§ **Given data**:

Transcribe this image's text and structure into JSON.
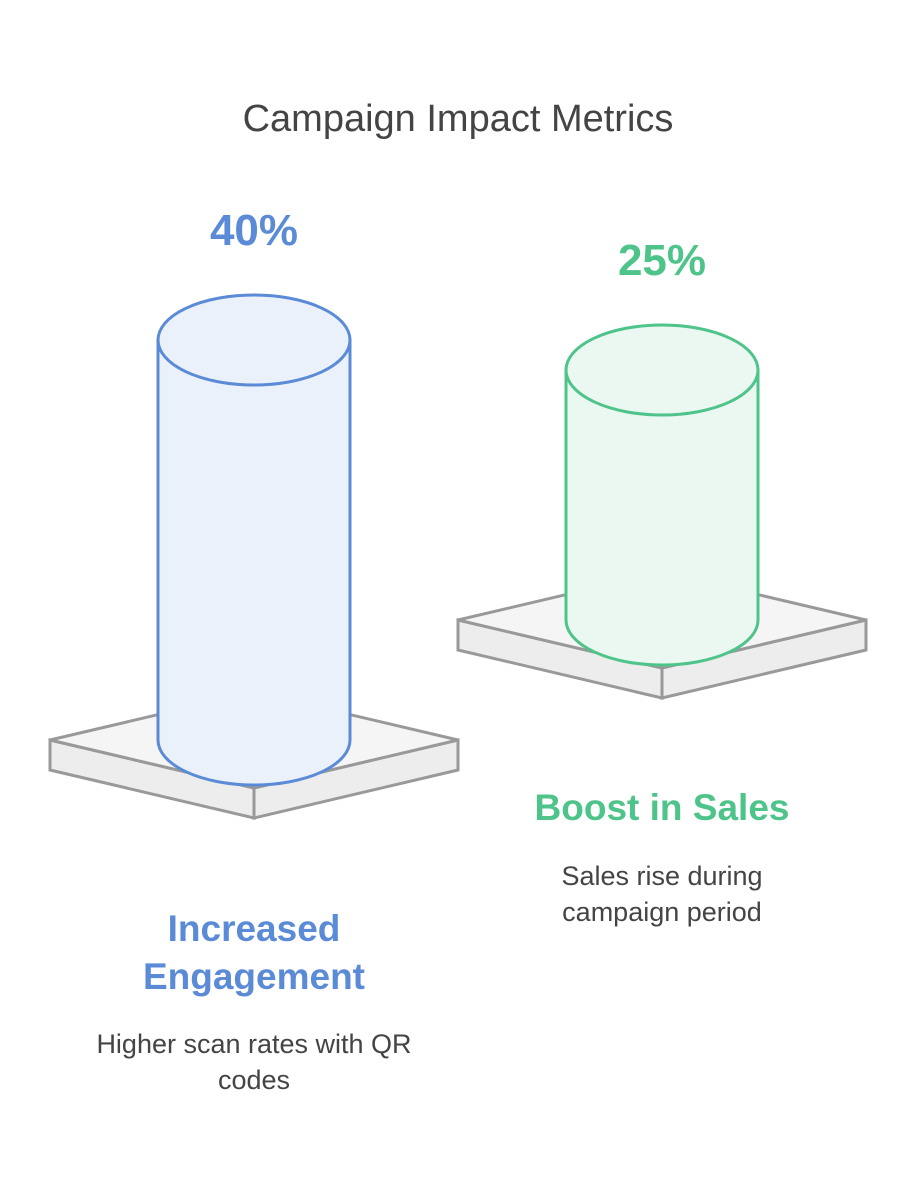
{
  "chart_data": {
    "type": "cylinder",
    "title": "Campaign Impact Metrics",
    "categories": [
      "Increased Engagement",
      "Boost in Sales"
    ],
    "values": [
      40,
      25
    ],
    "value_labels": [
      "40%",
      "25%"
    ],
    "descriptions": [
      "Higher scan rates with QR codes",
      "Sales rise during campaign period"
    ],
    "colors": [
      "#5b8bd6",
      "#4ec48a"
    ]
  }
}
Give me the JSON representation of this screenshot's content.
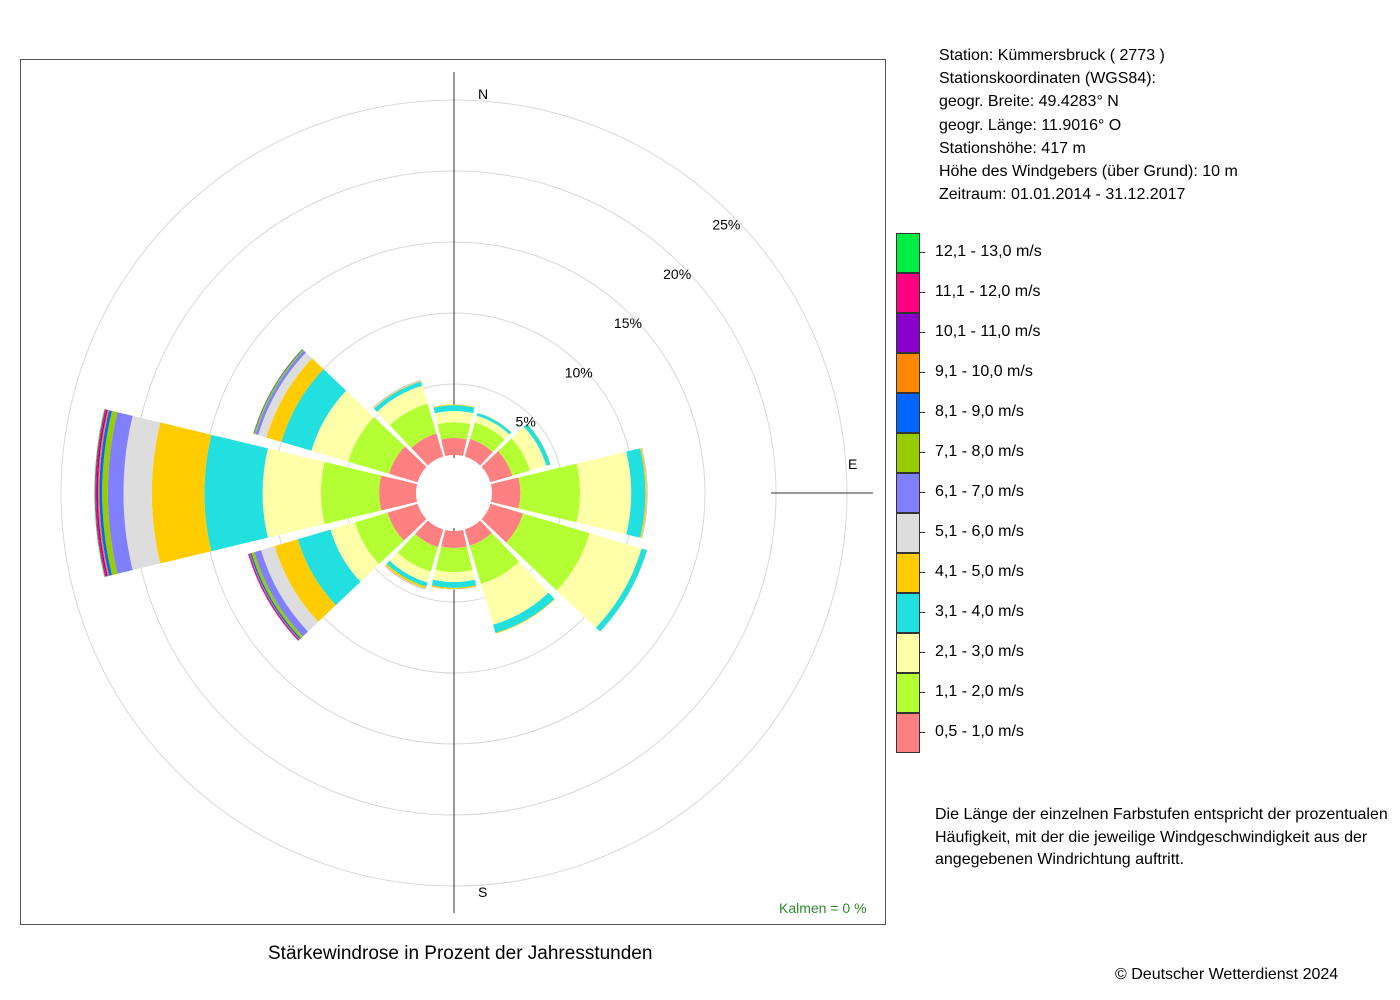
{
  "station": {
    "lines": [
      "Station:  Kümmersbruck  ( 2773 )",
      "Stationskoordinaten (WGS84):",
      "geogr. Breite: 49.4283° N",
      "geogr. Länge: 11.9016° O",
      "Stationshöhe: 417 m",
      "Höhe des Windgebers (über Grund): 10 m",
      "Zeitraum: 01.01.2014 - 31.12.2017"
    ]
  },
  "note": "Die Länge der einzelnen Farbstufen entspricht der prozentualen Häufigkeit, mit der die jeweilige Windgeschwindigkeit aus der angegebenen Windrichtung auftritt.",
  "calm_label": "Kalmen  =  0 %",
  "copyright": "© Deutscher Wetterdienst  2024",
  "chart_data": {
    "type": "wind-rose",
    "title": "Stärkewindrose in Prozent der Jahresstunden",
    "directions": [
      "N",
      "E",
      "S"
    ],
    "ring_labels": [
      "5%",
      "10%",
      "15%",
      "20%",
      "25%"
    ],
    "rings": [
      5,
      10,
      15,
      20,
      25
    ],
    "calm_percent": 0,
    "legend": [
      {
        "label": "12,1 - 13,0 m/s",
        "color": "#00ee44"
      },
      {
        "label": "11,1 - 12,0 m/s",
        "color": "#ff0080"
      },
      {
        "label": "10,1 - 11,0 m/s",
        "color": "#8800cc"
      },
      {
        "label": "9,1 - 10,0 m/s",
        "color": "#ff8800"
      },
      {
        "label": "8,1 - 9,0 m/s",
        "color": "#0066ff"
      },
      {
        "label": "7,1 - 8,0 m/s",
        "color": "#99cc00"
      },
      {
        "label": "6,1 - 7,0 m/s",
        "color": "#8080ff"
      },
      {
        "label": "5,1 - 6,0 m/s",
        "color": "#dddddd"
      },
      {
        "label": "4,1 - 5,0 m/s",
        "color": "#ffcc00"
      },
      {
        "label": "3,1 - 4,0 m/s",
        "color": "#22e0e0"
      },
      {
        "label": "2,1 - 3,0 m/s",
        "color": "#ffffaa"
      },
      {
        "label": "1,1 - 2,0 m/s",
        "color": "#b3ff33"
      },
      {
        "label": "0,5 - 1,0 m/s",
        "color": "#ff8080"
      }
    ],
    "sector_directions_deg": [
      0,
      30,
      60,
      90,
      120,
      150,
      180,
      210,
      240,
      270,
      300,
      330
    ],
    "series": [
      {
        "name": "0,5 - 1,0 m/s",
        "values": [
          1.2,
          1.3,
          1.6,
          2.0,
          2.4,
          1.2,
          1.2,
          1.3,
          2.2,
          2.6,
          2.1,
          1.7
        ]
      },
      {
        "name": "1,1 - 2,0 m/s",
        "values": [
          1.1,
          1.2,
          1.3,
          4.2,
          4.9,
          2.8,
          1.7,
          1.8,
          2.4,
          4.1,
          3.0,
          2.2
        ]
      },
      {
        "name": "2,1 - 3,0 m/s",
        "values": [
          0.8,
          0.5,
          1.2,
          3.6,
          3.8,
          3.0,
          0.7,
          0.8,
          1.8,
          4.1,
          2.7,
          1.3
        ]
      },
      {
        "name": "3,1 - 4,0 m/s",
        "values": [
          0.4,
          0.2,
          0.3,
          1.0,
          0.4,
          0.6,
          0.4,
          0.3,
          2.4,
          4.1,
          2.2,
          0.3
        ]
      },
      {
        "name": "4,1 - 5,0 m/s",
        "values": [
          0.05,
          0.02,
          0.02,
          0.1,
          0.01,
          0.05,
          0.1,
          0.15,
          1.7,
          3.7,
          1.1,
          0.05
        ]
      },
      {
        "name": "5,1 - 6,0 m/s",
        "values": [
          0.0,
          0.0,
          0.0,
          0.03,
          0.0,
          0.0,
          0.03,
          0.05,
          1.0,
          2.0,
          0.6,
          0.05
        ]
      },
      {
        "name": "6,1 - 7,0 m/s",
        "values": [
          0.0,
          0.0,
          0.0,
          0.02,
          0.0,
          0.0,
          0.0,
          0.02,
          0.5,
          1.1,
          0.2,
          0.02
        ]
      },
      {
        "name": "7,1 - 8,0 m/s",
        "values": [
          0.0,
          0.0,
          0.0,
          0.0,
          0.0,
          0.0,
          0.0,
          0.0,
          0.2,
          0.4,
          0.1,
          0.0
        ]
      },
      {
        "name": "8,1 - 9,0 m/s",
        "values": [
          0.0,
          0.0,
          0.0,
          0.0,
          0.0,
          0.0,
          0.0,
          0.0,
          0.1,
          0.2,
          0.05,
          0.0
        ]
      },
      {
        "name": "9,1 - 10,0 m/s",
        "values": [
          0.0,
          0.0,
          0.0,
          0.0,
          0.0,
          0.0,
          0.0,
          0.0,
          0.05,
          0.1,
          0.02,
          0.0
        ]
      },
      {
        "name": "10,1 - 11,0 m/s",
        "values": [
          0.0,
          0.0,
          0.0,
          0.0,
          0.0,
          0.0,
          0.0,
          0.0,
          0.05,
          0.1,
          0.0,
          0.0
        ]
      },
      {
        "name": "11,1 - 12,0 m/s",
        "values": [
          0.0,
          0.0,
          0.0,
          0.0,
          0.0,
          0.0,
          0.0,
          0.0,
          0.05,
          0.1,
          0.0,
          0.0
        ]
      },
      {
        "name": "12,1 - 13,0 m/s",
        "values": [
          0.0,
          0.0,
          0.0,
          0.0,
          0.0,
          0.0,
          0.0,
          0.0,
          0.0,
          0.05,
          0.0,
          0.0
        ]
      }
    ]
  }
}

* * *

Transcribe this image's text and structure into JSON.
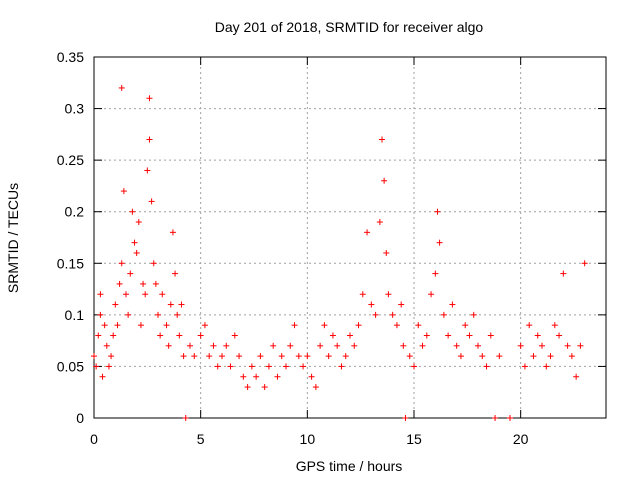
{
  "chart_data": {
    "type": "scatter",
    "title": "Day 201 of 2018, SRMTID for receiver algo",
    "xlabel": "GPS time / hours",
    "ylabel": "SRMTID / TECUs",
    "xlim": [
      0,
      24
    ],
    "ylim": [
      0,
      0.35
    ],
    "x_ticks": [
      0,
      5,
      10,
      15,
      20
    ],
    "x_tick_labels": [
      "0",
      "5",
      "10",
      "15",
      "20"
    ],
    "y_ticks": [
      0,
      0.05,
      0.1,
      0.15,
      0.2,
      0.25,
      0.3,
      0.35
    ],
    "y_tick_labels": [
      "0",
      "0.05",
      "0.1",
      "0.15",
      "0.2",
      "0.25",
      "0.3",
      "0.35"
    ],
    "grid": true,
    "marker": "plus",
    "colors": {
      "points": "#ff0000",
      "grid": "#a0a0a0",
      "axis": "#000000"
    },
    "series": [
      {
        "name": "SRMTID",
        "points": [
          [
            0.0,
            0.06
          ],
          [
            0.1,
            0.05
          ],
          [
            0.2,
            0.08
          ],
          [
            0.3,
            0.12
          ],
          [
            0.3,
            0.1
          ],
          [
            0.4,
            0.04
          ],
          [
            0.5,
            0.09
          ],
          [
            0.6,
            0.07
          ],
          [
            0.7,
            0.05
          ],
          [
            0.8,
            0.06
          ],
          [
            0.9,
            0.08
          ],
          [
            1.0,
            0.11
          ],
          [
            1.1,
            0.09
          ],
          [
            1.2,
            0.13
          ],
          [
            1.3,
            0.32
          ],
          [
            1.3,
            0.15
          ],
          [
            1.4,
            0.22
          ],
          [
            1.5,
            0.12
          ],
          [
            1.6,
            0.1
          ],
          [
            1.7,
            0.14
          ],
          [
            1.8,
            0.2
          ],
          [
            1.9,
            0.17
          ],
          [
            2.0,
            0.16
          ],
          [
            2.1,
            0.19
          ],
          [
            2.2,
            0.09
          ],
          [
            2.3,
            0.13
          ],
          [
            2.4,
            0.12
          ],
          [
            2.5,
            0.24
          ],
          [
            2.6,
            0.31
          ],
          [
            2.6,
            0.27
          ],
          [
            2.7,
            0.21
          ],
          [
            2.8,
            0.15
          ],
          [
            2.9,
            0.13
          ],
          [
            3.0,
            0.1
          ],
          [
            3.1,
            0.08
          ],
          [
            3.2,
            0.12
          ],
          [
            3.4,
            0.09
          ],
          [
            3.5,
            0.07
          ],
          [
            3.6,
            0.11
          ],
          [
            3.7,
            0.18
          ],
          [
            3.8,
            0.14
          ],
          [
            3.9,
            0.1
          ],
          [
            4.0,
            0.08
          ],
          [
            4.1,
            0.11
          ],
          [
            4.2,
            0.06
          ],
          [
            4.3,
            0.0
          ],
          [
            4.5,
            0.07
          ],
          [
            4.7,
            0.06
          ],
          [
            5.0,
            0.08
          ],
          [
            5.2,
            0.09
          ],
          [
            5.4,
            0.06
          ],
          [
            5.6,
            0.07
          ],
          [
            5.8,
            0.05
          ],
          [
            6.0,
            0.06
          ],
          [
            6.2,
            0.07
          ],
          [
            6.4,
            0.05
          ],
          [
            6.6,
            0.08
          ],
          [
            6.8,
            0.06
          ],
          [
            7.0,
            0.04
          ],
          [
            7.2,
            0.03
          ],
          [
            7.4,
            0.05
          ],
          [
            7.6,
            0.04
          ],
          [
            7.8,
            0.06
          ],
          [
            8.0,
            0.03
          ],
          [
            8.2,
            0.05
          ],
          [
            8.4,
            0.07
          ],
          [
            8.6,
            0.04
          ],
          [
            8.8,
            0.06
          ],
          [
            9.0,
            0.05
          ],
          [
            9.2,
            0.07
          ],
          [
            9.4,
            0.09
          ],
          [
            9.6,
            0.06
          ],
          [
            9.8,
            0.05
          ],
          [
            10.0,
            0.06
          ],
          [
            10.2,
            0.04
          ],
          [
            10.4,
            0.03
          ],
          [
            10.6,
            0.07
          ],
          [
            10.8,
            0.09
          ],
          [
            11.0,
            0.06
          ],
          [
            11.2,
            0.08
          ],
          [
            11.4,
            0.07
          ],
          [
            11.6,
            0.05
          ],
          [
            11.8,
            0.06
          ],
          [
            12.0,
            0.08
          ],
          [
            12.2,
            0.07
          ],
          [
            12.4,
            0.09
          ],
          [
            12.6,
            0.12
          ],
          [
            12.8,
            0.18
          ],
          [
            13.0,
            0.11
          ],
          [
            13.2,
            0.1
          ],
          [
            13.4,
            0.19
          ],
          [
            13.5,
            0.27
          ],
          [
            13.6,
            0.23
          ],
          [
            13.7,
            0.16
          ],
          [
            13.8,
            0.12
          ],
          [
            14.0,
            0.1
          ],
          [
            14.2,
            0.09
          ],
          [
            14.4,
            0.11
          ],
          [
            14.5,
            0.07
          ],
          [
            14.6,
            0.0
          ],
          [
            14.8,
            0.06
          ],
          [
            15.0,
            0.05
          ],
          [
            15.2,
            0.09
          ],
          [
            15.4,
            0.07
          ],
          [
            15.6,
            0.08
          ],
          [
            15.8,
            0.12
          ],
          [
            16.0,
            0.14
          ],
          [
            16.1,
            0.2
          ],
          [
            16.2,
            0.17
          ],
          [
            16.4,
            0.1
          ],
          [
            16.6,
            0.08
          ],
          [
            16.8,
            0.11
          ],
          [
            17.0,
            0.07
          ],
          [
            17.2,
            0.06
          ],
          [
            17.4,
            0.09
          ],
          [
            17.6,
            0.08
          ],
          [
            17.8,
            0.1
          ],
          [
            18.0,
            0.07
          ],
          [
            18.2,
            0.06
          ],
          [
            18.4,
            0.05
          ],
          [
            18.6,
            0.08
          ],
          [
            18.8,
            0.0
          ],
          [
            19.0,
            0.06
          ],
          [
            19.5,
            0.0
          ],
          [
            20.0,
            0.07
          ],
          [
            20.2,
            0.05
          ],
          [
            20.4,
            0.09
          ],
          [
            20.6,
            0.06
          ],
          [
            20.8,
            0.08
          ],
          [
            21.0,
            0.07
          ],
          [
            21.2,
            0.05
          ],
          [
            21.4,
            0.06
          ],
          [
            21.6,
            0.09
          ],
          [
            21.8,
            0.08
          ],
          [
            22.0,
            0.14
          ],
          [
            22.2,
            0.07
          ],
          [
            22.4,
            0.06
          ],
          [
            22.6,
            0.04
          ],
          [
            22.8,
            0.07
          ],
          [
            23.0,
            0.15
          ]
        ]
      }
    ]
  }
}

§ **Instructions to follow**:
From the records given above, copy all lines containing "geogr".

§ **Finished exercise**:
      "geogr. Breite: 49.4283° N",
      "geogr. Länge: 11.9016° O",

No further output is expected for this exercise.